### THE TASK
Images do not belong in the copy. Retype all the entries below exactly.

[Start of DATA EXCERPTS]

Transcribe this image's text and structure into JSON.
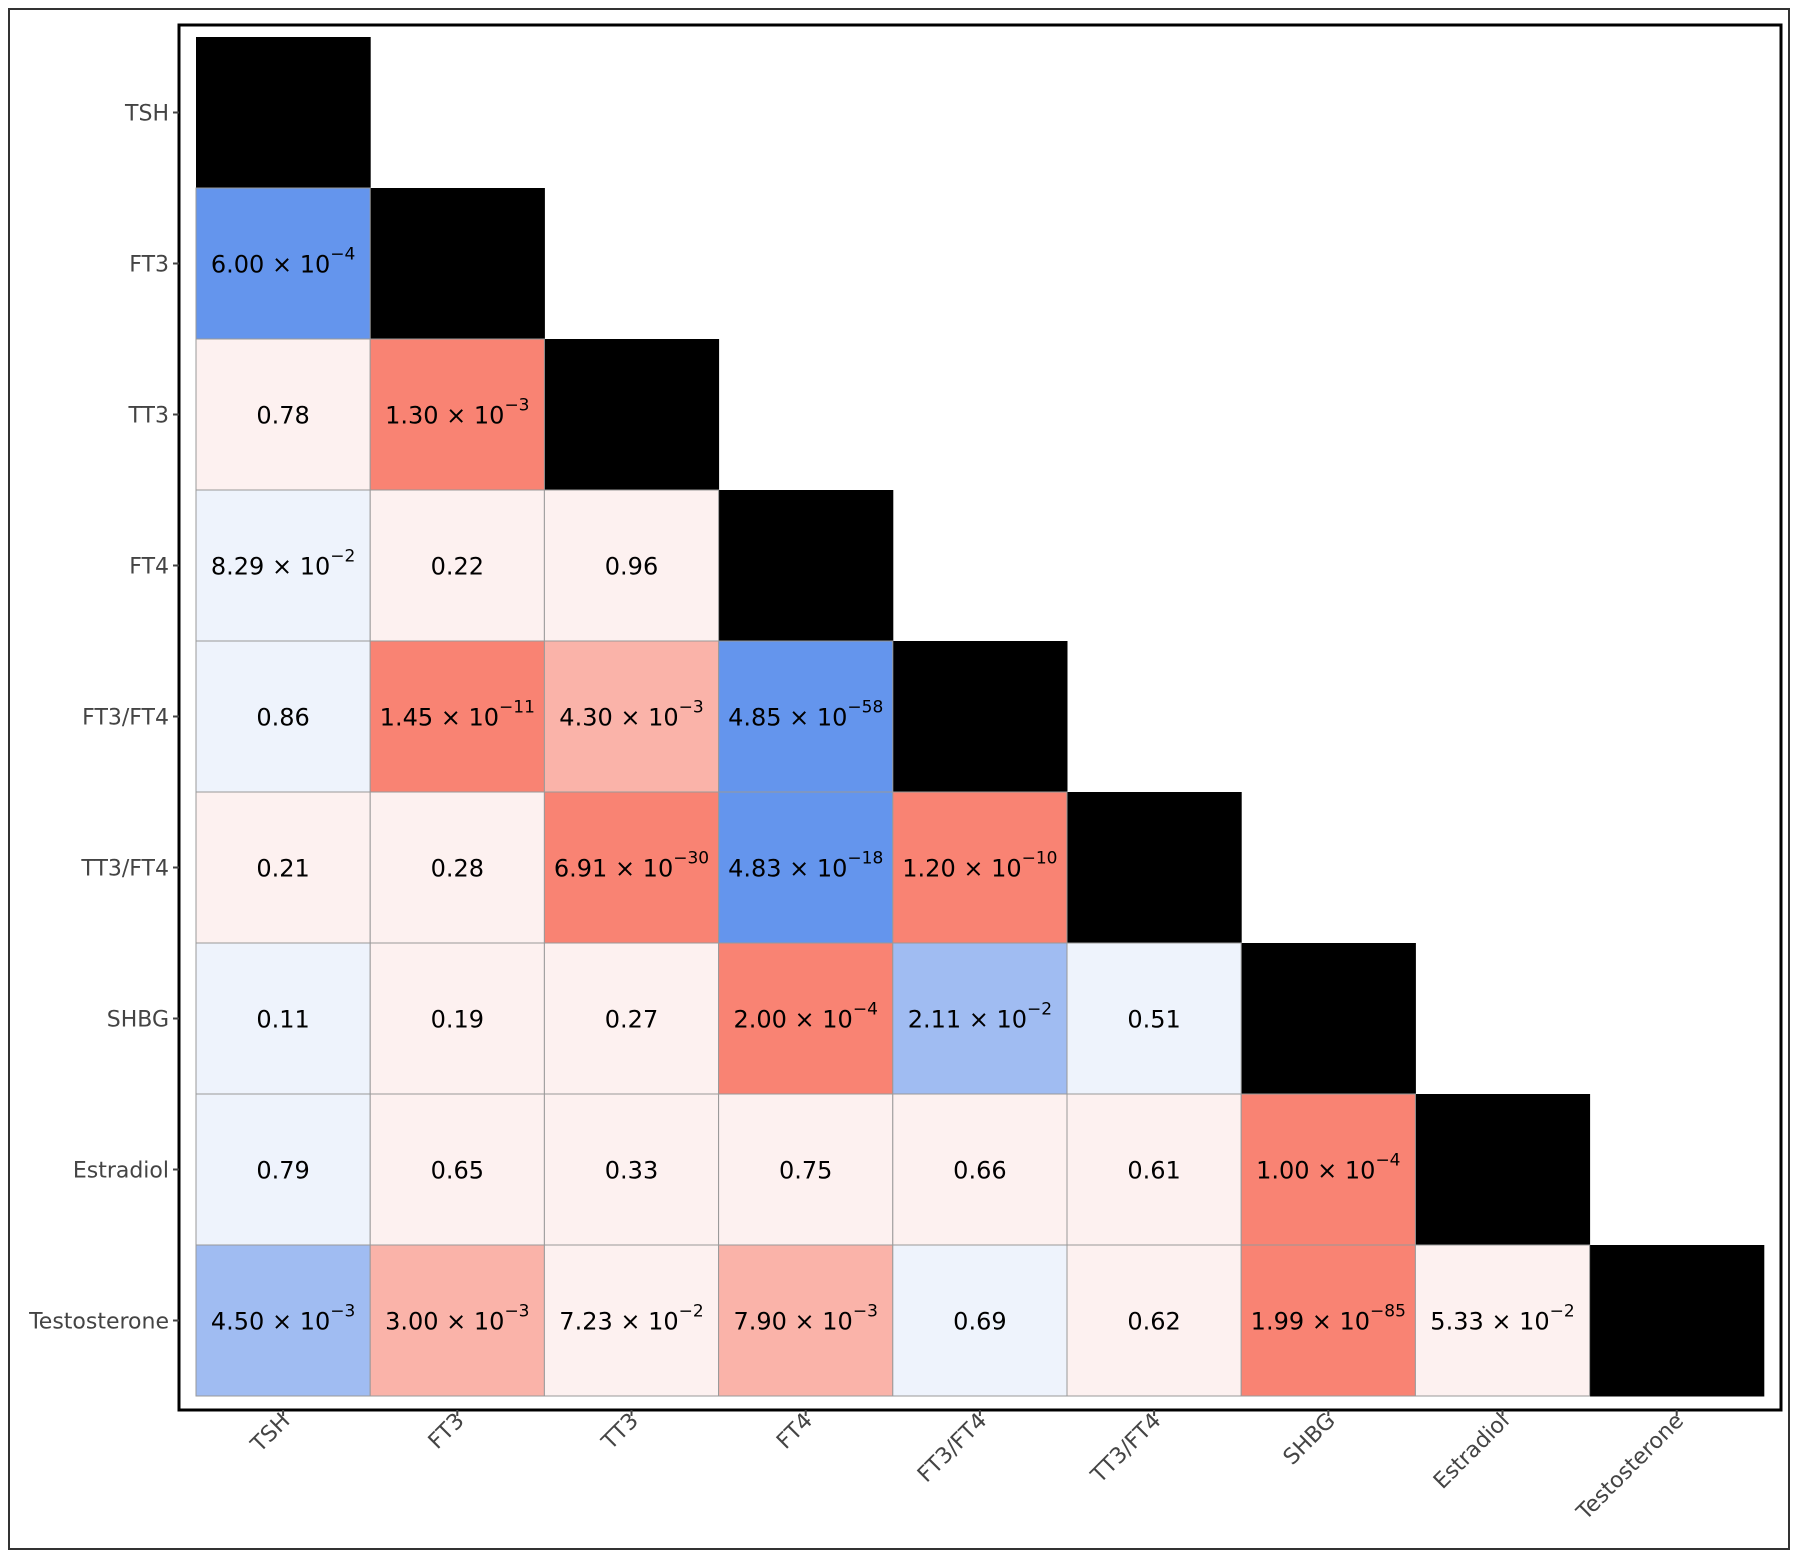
{
  "chart_data": {
    "type": "heatmap",
    "title": "",
    "xlabel": "",
    "ylabel": "",
    "labels": [
      "TSH",
      "FT3",
      "TT3",
      "FT4",
      "FT3/FT4",
      "TT3/FT4",
      "SHBG",
      "Estradiol",
      "Testosterone"
    ],
    "diagonal_color": "#000000",
    "colors": {
      "strong_negative": "#6495ED",
      "moderate_negative": "#A0BCF2",
      "weak_negative": "#EEF3FC",
      "weak_positive": "#FDF1F0",
      "moderate_positive": "#FAB3A9",
      "strong_positive": "#F98373"
    },
    "cells": [
      {
        "row": "FT3",
        "col": "TSH",
        "mantissa": "6.00",
        "exponent": "−4",
        "shade": "strong_negative"
      },
      {
        "row": "TT3",
        "col": "TSH",
        "text": "0.78",
        "shade": "weak_positive"
      },
      {
        "row": "TT3",
        "col": "FT3",
        "mantissa": "1.30",
        "exponent": "−3",
        "shade": "strong_positive"
      },
      {
        "row": "FT4",
        "col": "TSH",
        "mantissa": "8.29",
        "exponent": "−2",
        "shade": "weak_negative"
      },
      {
        "row": "FT4",
        "col": "FT3",
        "text": "0.22",
        "shade": "weak_positive"
      },
      {
        "row": "FT4",
        "col": "TT3",
        "text": "0.96",
        "shade": "weak_positive"
      },
      {
        "row": "FT3/FT4",
        "col": "TSH",
        "text": "0.86",
        "shade": "weak_negative"
      },
      {
        "row": "FT3/FT4",
        "col": "FT3",
        "mantissa": "1.45",
        "exponent": "−11",
        "shade": "strong_positive"
      },
      {
        "row": "FT3/FT4",
        "col": "TT3",
        "mantissa": "4.30",
        "exponent": "−3",
        "shade": "moderate_positive"
      },
      {
        "row": "FT3/FT4",
        "col": "FT4",
        "mantissa": "4.85",
        "exponent": "−58",
        "shade": "strong_negative"
      },
      {
        "row": "TT3/FT4",
        "col": "TSH",
        "text": "0.21",
        "shade": "weak_positive"
      },
      {
        "row": "TT3/FT4",
        "col": "FT3",
        "text": "0.28",
        "shade": "weak_positive"
      },
      {
        "row": "TT3/FT4",
        "col": "TT3",
        "mantissa": "6.91",
        "exponent": "−30",
        "shade": "strong_positive"
      },
      {
        "row": "TT3/FT4",
        "col": "FT4",
        "mantissa": "4.83",
        "exponent": "−18",
        "shade": "strong_negative"
      },
      {
        "row": "TT3/FT4",
        "col": "FT3/FT4",
        "mantissa": "1.20",
        "exponent": "−10",
        "shade": "strong_positive"
      },
      {
        "row": "SHBG",
        "col": "TSH",
        "text": "0.11",
        "shade": "weak_negative"
      },
      {
        "row": "SHBG",
        "col": "FT3",
        "text": "0.19",
        "shade": "weak_positive"
      },
      {
        "row": "SHBG",
        "col": "TT3",
        "text": "0.27",
        "shade": "weak_positive"
      },
      {
        "row": "SHBG",
        "col": "FT4",
        "mantissa": "2.00",
        "exponent": "−4",
        "shade": "strong_positive"
      },
      {
        "row": "SHBG",
        "col": "FT3/FT4",
        "mantissa": "2.11",
        "exponent": "−2",
        "shade": "moderate_negative"
      },
      {
        "row": "SHBG",
        "col": "TT3/FT4",
        "text": "0.51",
        "shade": "weak_negative"
      },
      {
        "row": "Estradiol",
        "col": "TSH",
        "text": "0.79",
        "shade": "weak_negative"
      },
      {
        "row": "Estradiol",
        "col": "FT3",
        "text": "0.65",
        "shade": "weak_positive"
      },
      {
        "row": "Estradiol",
        "col": "TT3",
        "text": "0.33",
        "shade": "weak_positive"
      },
      {
        "row": "Estradiol",
        "col": "FT4",
        "text": "0.75",
        "shade": "weak_positive"
      },
      {
        "row": "Estradiol",
        "col": "FT3/FT4",
        "text": "0.66",
        "shade": "weak_positive"
      },
      {
        "row": "Estradiol",
        "col": "TT3/FT4",
        "text": "0.61",
        "shade": "weak_positive"
      },
      {
        "row": "Estradiol",
        "col": "SHBG",
        "mantissa": "1.00",
        "exponent": "−4",
        "shade": "strong_positive"
      },
      {
        "row": "Testosterone",
        "col": "TSH",
        "mantissa": "4.50",
        "exponent": "−3",
        "shade": "moderate_negative"
      },
      {
        "row": "Testosterone",
        "col": "FT3",
        "mantissa": "3.00",
        "exponent": "−3",
        "shade": "moderate_positive"
      },
      {
        "row": "Testosterone",
        "col": "TT3",
        "mantissa": "7.23",
        "exponent": "−2",
        "shade": "weak_positive"
      },
      {
        "row": "Testosterone",
        "col": "FT4",
        "mantissa": "7.90",
        "exponent": "−3",
        "shade": "moderate_positive"
      },
      {
        "row": "Testosterone",
        "col": "FT3/FT4",
        "text": "0.69",
        "shade": "weak_negative"
      },
      {
        "row": "Testosterone",
        "col": "TT3/FT4",
        "text": "0.62",
        "shade": "weak_positive"
      },
      {
        "row": "Testosterone",
        "col": "SHBG",
        "mantissa": "1.99",
        "exponent": "−85",
        "shade": "strong_positive"
      },
      {
        "row": "Testosterone",
        "col": "Estradiol",
        "mantissa": "5.33",
        "exponent": "−2",
        "shade": "weak_positive"
      }
    ]
  }
}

[End of DATA EXCERPTS]

### EXERCISE OUTPUT
Transcribe this image's text and structure into JSON.
{
  "chart_data": {
    "type": "heatmap",
    "title": "",
    "xlabel": "",
    "ylabel": "",
    "labels": [
      "TSH",
      "FT3",
      "TT3",
      "FT4",
      "FT3/FT4",
      "TT3/FT4",
      "SHBG",
      "Estradiol",
      "Testosterone"
    ],
    "diagonal_color": "#000000",
    "colors": {
      "strong_negative": "#6495ED",
      "moderate_negative": "#A0BCF2",
      "weak_negative": "#EEF3FC",
      "weak_positive": "#FDF1F0",
      "moderate_positive": "#FAB3A9",
      "strong_positive": "#F98373"
    },
    "cells": [
      {
        "row": "FT3",
        "col": "TSH",
        "mantissa": "6.00",
        "exponent": "−4",
        "shade": "strong_negative"
      },
      {
        "row": "TT3",
        "col": "TSH",
        "text": "0.78",
        "shade": "weak_positive"
      },
      {
        "row": "TT3",
        "col": "FT3",
        "mantissa": "1.30",
        "exponent": "−3",
        "shade": "strong_positive"
      },
      {
        "row": "FT4",
        "col": "TSH",
        "mantissa": "8.29",
        "exponent": "−2",
        "shade": "weak_negative"
      },
      {
        "row": "FT4",
        "col": "FT3",
        "text": "0.22",
        "shade": "weak_positive"
      },
      {
        "row": "FT4",
        "col": "TT3",
        "text": "0.96",
        "shade": "weak_positive"
      },
      {
        "row": "FT3/FT4",
        "col": "TSH",
        "text": "0.86",
        "shade": "weak_negative"
      },
      {
        "row": "FT3/FT4",
        "col": "FT3",
        "mantissa": "1.45",
        "exponent": "−11",
        "shade": "strong_positive"
      },
      {
        "row": "FT3/FT4",
        "col": "TT3",
        "mantissa": "4.30",
        "exponent": "−3",
        "shade": "moderate_positive"
      },
      {
        "row": "FT3/FT4",
        "col": "FT4",
        "mantissa": "4.85",
        "exponent": "−58",
        "shade": "strong_negative"
      },
      {
        "row": "TT3/FT4",
        "col": "TSH",
        "text": "0.21",
        "shade": "weak_positive"
      },
      {
        "row": "TT3/FT4",
        "col": "FT3",
        "text": "0.28",
        "shade": "weak_positive"
      },
      {
        "row": "TT3/FT4",
        "col": "TT3",
        "mantissa": "6.91",
        "exponent": "−30",
        "shade": "strong_positive"
      },
      {
        "row": "TT3/FT4",
        "col": "FT4",
        "mantissa": "4.83",
        "exponent": "−18",
        "shade": "strong_negative"
      },
      {
        "row": "TT3/FT4",
        "col": "FT3/FT4",
        "mantissa": "1.20",
        "exponent": "−10",
        "shade": "strong_positive"
      },
      {
        "row": "SHBG",
        "col": "TSH",
        "text": "0.11",
        "shade": "weak_negative"
      },
      {
        "row": "SHBG",
        "col": "FT3",
        "text": "0.19",
        "shade": "weak_positive"
      },
      {
        "row": "SHBG",
        "col": "TT3",
        "text": "0.27",
        "shade": "weak_positive"
      },
      {
        "row": "SHBG",
        "col": "FT4",
        "mantissa": "2.00",
        "exponent": "−4",
        "shade": "strong_positive"
      },
      {
        "row": "SHBG",
        "col": "FT3/FT4",
        "mantissa": "2.11",
        "exponent": "−2",
        "shade": "moderate_negative"
      },
      {
        "row": "SHBG",
        "col": "TT3/FT4",
        "text": "0.51",
        "shade": "weak_negative"
      },
      {
        "row": "Estradiol",
        "col": "TSH",
        "text": "0.79",
        "shade": "weak_negative"
      },
      {
        "row": "Estradiol",
        "col": "FT3",
        "text": "0.65",
        "shade": "weak_positive"
      },
      {
        "row": "Estradiol",
        "col": "TT3",
        "text": "0.33",
        "shade": "weak_positive"
      },
      {
        "row": "Estradiol",
        "col": "FT4",
        "text": "0.75",
        "shade": "weak_positive"
      },
      {
        "row": "Estradiol",
        "col": "FT3/FT4",
        "text": "0.66",
        "shade": "weak_positive"
      },
      {
        "row": "Estradiol",
        "col": "TT3/FT4",
        "text": "0.61",
        "shade": "weak_positive"
      },
      {
        "row": "Estradiol",
        "col": "SHBG",
        "mantissa": "1.00",
        "exponent": "−4",
        "shade": "strong_positive"
      },
      {
        "row": "Testosterone",
        "col": "TSH",
        "mantissa": "4.50",
        "exponent": "−3",
        "shade": "moderate_negative"
      },
      {
        "row": "Testosterone",
        "col": "FT3",
        "mantissa": "3.00",
        "exponent": "−3",
        "shade": "moderate_positive"
      },
      {
        "row": "Testosterone",
        "col": "TT3",
        "mantissa": "7.23",
        "exponent": "−2",
        "shade": "weak_positive"
      },
      {
        "row": "Testosterone",
        "col": "FT4",
        "mantissa": "7.90",
        "exponent": "−3",
        "shade": "moderate_positive"
      },
      {
        "row": "Testosterone",
        "col": "FT3/FT4",
        "text": "0.69",
        "shade": "weak_negative"
      },
      {
        "row": "Testosterone",
        "col": "TT3/FT4",
        "text": "0.62",
        "shade": "weak_positive"
      },
      {
        "row": "Testosterone",
        "col": "SHBG",
        "mantissa": "1.99",
        "exponent": "−85",
        "shade": "strong_positive"
      },
      {
        "row": "Testosterone",
        "col": "Estradiol",
        "mantissa": "5.33",
        "exponent": "−2",
        "shade": "weak_positive"
      }
    ]
  }
}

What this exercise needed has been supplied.